■ PROMPT ■
In the material below, count the lines with the word "States" and state that number only.

■ DATA FOR THIS EXERCISE ■

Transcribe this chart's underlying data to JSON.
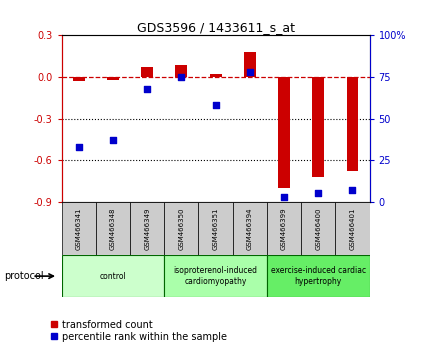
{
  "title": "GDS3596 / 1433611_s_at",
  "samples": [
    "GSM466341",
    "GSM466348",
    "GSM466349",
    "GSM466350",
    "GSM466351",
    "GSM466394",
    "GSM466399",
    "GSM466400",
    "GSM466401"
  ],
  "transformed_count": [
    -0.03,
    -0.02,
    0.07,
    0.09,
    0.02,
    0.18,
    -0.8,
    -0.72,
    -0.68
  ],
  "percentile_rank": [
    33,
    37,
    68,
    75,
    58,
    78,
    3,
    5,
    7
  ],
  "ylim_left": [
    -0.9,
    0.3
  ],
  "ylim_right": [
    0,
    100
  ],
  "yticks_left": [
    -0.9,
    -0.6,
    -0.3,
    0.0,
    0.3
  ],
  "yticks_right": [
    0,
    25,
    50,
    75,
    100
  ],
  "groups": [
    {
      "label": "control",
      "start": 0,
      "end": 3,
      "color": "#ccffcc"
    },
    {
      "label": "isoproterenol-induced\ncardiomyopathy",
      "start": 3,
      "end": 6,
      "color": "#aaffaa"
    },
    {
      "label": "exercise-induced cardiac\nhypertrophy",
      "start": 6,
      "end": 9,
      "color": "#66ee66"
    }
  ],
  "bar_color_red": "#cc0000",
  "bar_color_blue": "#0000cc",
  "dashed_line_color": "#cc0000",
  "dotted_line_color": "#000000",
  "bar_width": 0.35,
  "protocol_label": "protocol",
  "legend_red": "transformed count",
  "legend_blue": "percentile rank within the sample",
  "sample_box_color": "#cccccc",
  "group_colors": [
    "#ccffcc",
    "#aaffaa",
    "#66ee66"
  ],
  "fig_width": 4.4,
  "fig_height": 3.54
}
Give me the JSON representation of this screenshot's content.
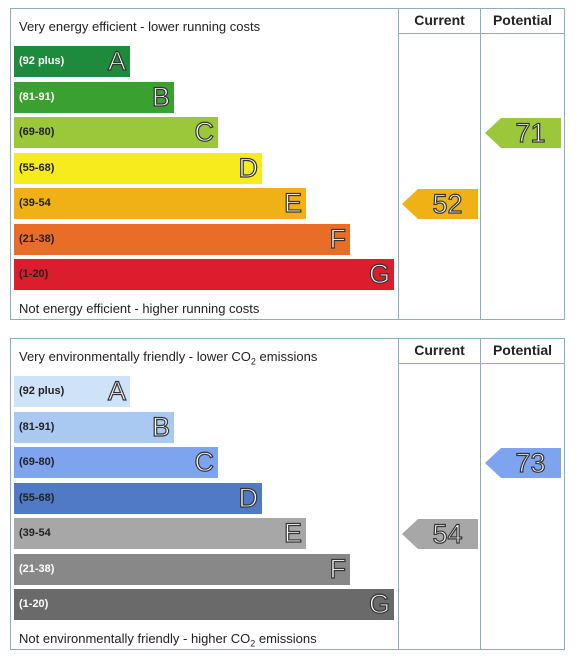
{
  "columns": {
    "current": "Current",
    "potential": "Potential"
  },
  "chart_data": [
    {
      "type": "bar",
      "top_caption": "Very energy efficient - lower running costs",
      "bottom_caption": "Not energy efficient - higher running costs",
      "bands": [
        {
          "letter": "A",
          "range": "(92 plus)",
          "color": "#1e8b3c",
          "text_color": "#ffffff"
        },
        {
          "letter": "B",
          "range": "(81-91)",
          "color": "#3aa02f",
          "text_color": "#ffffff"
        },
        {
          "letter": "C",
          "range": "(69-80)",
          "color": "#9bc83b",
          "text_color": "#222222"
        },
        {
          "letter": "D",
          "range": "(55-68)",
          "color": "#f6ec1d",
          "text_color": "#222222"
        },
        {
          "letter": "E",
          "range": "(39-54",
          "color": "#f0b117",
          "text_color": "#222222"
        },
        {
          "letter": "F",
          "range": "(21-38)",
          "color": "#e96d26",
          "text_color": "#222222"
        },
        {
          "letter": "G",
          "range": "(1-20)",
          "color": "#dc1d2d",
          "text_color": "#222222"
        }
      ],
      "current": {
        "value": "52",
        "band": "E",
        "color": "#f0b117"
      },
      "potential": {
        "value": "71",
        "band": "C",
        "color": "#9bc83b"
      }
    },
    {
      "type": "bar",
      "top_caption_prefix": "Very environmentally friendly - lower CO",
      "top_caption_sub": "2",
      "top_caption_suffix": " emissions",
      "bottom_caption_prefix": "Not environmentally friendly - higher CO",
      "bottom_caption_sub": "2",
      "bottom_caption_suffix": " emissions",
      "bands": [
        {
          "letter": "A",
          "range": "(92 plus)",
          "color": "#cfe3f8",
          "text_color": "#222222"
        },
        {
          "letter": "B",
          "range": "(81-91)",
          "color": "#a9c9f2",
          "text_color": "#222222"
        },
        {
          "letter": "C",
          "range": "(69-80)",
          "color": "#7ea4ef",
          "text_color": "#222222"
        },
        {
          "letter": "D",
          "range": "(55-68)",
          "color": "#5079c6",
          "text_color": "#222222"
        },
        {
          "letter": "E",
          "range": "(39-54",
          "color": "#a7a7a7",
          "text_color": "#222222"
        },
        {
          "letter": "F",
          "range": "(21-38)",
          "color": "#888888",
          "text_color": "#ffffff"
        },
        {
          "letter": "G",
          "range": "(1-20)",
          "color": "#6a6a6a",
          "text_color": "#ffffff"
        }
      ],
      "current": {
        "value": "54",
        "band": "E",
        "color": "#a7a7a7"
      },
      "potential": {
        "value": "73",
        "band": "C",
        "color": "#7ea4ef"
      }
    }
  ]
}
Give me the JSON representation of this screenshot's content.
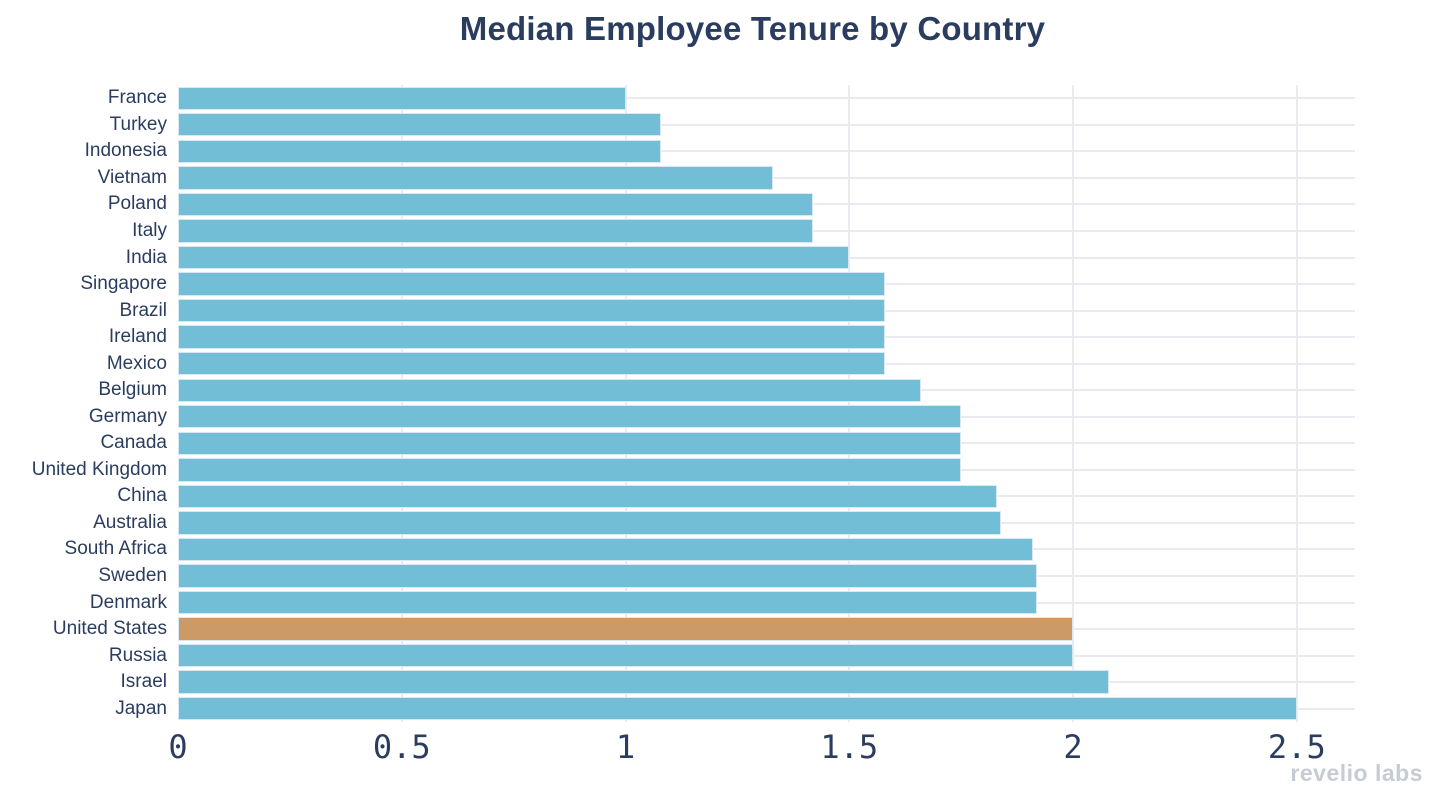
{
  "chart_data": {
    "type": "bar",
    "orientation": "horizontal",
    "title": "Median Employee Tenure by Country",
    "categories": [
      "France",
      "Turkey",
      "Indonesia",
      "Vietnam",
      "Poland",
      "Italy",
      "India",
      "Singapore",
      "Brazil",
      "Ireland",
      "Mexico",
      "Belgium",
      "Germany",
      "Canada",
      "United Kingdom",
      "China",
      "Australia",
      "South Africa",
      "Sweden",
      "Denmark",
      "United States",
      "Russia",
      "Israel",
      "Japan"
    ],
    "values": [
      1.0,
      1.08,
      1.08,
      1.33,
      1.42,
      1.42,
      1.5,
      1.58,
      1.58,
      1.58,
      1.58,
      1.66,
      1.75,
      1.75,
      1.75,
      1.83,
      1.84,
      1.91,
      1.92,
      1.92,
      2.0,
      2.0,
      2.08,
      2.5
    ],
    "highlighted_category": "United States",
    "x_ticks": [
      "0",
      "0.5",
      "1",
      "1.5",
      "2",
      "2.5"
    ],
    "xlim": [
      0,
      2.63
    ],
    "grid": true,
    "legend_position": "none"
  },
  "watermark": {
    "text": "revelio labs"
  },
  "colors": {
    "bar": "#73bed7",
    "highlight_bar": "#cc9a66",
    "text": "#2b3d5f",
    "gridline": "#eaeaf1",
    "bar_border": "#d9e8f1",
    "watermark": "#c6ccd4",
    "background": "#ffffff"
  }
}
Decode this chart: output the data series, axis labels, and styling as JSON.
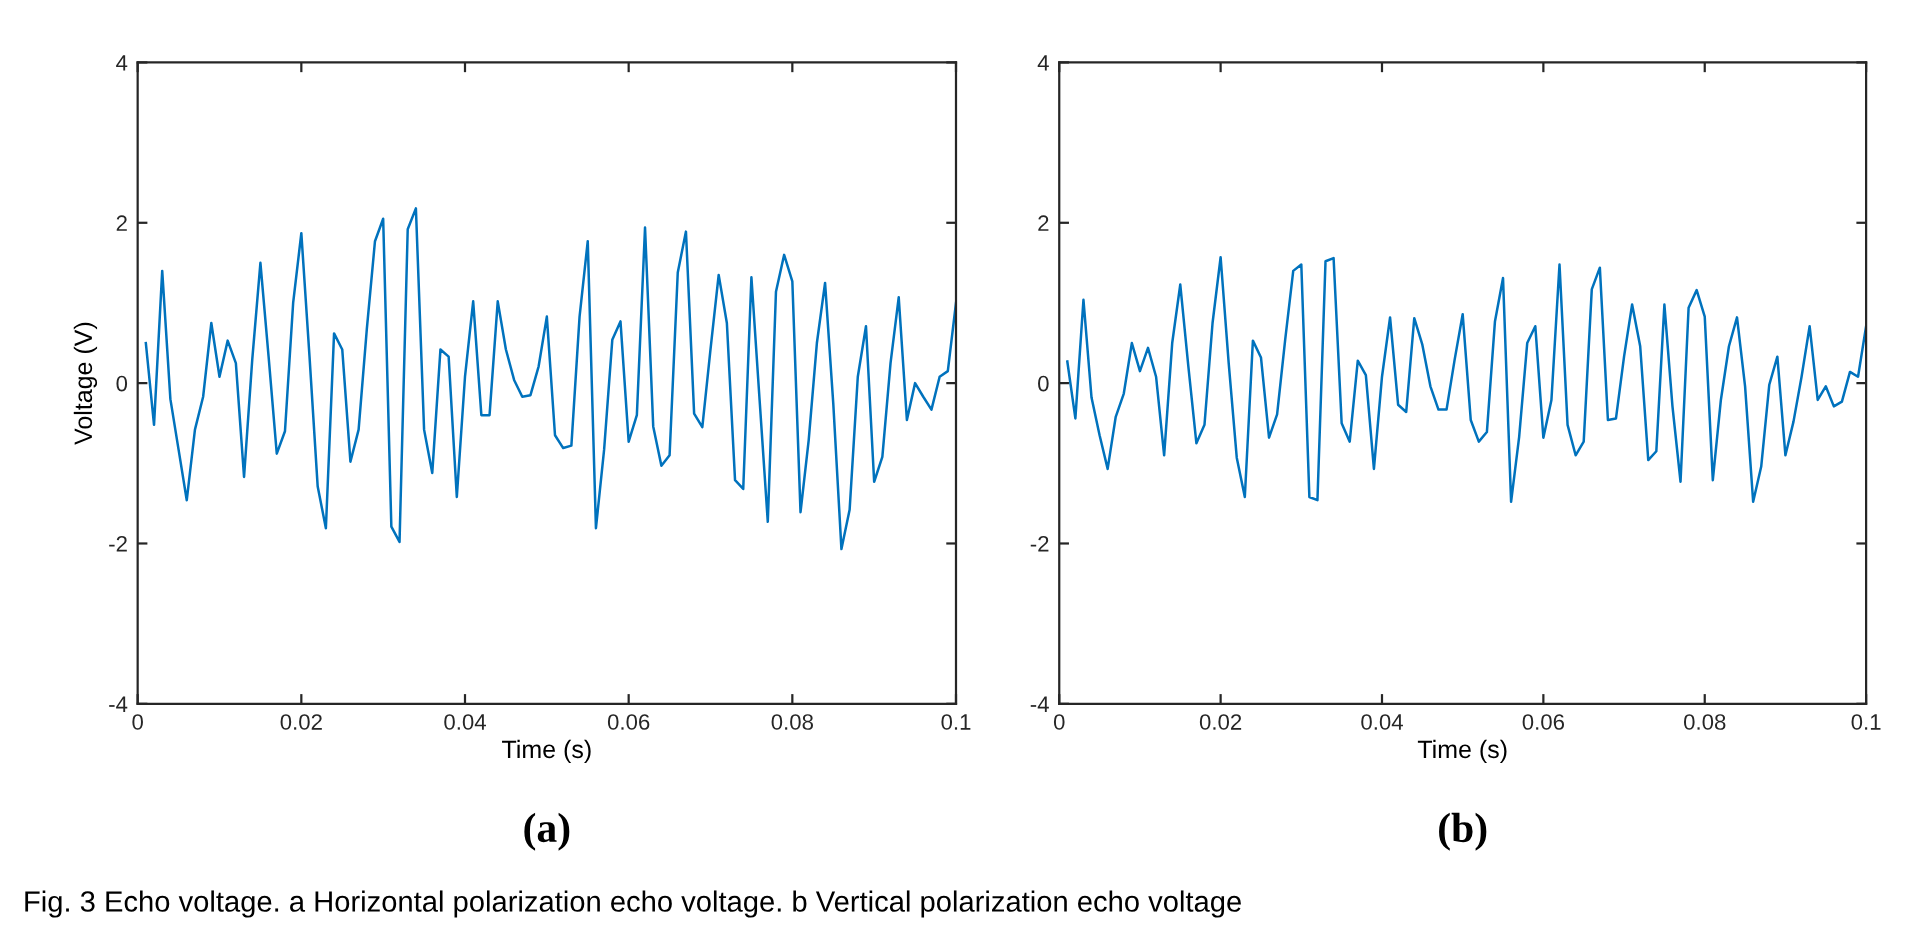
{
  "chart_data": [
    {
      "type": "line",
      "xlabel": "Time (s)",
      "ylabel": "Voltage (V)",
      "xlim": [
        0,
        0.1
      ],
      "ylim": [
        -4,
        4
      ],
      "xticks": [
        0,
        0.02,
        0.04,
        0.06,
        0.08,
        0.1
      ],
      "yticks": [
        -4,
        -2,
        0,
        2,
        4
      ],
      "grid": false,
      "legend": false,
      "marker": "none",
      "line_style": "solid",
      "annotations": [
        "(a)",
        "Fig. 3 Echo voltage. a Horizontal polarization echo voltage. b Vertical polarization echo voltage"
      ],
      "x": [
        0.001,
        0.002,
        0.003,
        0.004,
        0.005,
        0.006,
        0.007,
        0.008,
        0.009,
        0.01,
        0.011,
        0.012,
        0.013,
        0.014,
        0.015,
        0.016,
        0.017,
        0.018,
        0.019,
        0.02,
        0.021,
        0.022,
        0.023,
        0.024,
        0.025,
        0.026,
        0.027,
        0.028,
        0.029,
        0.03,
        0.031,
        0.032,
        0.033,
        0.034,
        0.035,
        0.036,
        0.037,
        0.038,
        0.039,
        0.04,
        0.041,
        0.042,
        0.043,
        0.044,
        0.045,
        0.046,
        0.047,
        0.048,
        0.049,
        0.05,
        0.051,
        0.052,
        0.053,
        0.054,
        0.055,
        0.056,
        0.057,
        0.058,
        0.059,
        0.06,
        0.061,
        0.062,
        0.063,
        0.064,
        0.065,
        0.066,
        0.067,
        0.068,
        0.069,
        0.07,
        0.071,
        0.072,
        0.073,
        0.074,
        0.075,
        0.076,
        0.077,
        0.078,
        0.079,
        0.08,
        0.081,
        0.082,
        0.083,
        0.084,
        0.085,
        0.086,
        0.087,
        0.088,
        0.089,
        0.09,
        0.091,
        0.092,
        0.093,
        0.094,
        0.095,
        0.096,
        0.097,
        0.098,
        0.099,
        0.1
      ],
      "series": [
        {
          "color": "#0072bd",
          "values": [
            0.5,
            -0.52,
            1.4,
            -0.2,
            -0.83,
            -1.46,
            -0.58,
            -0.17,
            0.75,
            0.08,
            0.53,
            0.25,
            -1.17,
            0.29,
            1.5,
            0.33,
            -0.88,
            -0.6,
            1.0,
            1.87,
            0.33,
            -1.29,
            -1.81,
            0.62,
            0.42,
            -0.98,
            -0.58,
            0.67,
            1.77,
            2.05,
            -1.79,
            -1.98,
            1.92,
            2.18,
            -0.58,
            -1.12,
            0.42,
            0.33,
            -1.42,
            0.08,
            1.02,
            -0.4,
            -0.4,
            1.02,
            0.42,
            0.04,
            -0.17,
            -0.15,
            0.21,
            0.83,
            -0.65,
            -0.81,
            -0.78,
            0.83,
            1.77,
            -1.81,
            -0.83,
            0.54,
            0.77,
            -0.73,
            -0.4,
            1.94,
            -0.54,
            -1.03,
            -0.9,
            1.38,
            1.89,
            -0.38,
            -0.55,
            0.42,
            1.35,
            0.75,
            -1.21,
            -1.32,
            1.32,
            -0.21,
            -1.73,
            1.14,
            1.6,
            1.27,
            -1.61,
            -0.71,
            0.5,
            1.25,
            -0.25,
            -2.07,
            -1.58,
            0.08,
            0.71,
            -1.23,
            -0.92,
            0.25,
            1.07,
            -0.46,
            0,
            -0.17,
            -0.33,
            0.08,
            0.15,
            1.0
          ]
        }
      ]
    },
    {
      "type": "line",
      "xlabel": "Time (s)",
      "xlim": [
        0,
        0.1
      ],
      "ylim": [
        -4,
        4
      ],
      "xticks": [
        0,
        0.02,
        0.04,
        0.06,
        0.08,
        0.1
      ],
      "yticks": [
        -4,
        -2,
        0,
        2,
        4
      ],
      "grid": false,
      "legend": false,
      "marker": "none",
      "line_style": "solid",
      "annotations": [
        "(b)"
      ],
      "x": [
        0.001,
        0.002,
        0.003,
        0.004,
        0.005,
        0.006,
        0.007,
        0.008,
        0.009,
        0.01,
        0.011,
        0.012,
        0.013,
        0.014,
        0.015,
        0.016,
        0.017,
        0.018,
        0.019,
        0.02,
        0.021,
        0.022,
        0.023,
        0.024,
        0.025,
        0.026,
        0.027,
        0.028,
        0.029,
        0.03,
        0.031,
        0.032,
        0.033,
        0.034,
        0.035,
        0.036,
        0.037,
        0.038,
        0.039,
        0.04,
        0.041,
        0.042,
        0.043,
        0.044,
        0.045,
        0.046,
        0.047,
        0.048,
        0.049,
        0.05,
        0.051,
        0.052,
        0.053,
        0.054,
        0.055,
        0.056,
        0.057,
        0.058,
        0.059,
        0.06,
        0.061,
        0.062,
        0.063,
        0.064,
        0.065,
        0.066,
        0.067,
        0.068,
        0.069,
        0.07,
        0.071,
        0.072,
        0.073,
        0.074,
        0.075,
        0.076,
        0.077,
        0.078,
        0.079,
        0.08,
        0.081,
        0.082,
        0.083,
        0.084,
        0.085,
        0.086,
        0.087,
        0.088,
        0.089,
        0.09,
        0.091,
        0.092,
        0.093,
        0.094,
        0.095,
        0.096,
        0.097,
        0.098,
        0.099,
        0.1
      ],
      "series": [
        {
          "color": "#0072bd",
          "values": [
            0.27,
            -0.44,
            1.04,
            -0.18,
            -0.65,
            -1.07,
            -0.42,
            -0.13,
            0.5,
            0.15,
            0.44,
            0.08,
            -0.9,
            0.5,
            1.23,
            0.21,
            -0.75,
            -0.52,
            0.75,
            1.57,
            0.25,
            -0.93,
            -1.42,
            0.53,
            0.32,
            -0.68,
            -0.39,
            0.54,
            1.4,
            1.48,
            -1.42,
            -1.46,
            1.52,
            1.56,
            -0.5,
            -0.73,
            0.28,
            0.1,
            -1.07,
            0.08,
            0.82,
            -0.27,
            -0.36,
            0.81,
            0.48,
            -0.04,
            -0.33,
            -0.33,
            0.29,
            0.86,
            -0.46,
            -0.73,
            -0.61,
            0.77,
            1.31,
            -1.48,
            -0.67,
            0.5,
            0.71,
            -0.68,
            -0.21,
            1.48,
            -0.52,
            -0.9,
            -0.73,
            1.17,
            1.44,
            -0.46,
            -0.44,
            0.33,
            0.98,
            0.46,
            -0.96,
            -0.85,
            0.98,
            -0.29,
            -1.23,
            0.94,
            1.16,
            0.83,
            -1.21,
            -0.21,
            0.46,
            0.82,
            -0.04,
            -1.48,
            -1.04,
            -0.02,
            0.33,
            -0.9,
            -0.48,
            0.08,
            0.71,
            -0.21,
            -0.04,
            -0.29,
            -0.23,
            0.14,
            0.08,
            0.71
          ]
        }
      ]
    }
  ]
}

■ RESULT OF THE EXERCISE ■
2